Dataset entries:
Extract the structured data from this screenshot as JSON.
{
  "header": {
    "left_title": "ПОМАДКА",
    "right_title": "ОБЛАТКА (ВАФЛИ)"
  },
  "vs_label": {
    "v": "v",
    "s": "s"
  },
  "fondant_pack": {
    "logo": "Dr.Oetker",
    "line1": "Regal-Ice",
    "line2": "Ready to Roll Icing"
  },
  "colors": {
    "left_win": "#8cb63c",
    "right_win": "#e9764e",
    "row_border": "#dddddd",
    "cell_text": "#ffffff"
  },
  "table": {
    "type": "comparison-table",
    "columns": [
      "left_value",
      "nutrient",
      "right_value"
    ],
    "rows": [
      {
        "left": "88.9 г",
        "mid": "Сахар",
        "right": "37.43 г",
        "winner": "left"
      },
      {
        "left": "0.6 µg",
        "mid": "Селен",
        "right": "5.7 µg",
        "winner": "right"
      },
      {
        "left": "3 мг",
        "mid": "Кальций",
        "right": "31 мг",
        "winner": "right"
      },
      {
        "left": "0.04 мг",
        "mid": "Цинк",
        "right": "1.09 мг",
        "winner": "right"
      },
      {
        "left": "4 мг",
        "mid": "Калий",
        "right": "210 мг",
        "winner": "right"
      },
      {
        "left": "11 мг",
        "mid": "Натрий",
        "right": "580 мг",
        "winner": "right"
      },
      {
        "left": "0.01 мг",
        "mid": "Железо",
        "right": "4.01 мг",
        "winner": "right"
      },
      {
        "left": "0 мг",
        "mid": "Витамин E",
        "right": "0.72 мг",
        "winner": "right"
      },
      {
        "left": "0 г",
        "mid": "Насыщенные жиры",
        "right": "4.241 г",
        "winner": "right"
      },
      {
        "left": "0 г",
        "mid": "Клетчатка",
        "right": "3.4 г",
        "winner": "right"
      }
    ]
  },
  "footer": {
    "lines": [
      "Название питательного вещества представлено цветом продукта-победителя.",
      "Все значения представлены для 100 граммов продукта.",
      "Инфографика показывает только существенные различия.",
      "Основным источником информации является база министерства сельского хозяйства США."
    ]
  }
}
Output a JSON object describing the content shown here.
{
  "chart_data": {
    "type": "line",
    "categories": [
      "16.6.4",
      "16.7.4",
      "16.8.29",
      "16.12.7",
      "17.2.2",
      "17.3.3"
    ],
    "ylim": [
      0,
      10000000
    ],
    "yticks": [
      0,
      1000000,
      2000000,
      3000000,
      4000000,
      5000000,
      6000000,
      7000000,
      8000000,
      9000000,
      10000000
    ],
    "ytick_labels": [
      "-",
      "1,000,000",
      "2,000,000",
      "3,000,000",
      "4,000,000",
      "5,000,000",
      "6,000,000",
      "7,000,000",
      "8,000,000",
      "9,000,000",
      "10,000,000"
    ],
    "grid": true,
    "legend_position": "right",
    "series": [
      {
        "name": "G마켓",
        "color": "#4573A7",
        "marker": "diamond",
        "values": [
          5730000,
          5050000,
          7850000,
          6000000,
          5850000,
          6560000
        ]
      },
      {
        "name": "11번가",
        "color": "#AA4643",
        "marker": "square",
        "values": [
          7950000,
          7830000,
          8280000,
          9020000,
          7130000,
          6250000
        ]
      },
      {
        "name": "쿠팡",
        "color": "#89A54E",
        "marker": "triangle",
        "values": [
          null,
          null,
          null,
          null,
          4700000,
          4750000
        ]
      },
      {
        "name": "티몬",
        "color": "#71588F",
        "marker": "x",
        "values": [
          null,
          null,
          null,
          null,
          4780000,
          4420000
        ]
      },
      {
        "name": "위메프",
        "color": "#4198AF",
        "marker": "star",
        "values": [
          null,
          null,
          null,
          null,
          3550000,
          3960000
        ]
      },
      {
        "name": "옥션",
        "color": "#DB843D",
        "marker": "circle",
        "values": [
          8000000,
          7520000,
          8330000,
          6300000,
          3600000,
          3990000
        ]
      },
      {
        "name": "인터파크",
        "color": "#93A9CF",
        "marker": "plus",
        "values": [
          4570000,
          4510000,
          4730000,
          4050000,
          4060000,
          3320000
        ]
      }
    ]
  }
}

* * *

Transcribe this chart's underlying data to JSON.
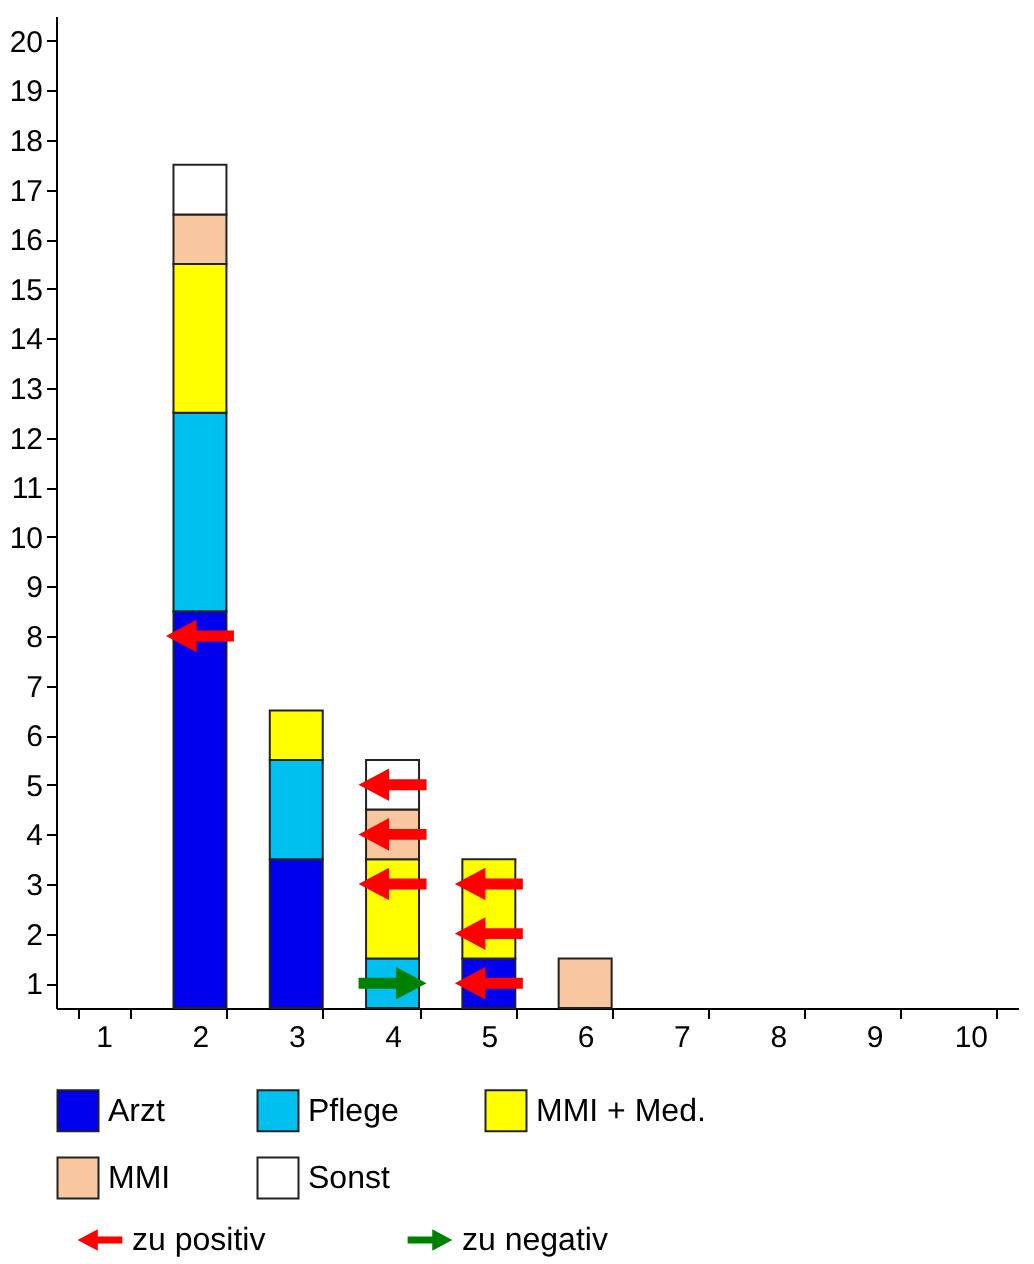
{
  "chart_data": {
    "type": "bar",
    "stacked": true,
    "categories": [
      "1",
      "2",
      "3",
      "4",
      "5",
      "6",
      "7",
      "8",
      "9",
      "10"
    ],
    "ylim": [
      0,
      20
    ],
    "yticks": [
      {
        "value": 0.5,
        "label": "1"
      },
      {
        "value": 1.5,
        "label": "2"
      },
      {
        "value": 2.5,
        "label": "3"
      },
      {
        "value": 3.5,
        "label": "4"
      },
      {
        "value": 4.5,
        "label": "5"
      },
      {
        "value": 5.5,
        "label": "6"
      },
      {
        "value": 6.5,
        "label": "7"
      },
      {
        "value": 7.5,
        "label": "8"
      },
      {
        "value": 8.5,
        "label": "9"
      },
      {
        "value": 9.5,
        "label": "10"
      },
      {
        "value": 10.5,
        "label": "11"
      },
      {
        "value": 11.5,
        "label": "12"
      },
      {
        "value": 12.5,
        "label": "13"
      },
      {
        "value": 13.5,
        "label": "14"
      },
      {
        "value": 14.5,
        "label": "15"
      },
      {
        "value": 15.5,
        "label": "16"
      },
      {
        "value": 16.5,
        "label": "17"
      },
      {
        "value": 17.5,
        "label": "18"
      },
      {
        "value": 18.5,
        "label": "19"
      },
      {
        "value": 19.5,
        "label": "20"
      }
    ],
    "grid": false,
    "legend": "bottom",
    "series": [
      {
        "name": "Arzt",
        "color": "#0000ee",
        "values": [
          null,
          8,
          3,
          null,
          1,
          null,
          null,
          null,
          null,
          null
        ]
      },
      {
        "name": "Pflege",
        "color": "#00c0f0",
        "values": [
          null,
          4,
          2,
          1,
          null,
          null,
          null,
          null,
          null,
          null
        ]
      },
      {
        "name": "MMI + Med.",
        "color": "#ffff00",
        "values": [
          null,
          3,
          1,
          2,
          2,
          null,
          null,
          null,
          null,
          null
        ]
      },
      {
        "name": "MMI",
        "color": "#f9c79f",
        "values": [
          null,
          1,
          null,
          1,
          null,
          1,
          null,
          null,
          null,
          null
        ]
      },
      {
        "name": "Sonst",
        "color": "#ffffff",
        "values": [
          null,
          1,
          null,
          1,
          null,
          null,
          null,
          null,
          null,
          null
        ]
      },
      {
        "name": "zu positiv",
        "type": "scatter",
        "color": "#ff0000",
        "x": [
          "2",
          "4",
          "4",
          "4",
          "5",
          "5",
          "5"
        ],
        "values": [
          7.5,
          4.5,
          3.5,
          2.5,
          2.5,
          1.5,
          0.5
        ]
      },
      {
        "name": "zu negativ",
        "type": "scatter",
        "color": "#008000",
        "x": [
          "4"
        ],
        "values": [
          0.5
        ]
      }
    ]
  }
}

▶ [What is required]: Go over the records above and tally the lines with the word "this" in them. Give the number alone.

▶ [Full output]: 2